* **Given exercise**: Every line that contains "Deshalb" counts once; give the total number of such lines, with no other words.

* **Dataset records**:
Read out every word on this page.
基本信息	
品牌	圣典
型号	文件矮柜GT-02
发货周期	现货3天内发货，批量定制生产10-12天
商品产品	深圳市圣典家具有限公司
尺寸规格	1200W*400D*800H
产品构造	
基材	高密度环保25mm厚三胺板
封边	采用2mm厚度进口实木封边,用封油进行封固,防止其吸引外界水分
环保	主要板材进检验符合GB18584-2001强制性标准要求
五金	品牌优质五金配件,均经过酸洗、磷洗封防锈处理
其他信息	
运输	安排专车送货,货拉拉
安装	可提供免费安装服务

--

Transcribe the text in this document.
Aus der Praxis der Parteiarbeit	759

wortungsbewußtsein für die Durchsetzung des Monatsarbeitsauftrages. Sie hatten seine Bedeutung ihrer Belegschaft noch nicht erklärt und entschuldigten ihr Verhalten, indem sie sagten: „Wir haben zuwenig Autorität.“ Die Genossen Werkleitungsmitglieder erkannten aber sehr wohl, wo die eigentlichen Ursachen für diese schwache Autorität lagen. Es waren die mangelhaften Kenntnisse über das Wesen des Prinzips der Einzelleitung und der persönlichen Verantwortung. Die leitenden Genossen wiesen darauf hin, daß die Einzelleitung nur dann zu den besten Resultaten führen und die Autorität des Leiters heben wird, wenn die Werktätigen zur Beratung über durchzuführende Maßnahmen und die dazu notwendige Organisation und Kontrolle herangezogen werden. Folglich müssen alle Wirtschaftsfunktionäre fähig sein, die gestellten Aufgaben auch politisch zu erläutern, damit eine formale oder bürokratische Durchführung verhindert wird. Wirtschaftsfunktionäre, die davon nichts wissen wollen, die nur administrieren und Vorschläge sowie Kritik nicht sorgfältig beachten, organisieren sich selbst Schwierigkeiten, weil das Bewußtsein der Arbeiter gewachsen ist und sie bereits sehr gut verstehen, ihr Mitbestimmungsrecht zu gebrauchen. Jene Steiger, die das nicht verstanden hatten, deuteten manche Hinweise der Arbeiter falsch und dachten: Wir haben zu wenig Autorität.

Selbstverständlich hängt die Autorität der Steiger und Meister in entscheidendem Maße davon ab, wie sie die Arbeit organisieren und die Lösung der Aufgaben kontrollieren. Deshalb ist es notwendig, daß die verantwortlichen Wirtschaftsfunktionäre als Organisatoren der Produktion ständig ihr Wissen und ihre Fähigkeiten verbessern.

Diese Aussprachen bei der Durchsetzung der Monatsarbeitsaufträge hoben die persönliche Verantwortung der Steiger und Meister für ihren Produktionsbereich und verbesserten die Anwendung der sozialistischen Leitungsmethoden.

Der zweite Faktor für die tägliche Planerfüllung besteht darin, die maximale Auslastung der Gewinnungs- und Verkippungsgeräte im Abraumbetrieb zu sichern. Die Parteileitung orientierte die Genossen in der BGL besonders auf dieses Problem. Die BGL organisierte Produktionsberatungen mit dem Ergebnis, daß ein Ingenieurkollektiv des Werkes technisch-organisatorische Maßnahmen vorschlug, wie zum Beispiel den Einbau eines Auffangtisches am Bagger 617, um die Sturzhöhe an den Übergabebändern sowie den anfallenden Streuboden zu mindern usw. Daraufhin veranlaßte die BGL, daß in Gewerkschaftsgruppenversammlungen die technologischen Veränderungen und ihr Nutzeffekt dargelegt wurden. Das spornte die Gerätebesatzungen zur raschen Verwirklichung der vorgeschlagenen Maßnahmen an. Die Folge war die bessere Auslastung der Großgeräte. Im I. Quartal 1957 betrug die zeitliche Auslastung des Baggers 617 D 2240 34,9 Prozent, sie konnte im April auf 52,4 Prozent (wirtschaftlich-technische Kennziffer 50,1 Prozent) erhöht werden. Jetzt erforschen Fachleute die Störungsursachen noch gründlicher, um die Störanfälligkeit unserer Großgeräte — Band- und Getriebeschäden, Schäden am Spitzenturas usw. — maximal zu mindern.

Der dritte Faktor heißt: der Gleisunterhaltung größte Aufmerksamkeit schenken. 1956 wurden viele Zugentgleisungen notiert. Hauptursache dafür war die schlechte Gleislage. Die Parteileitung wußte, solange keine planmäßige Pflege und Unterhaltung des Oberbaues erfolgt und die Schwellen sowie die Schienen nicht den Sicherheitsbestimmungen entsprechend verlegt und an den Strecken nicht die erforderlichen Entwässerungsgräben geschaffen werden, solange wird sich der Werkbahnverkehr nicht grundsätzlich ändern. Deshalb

* **Worked answer**: 2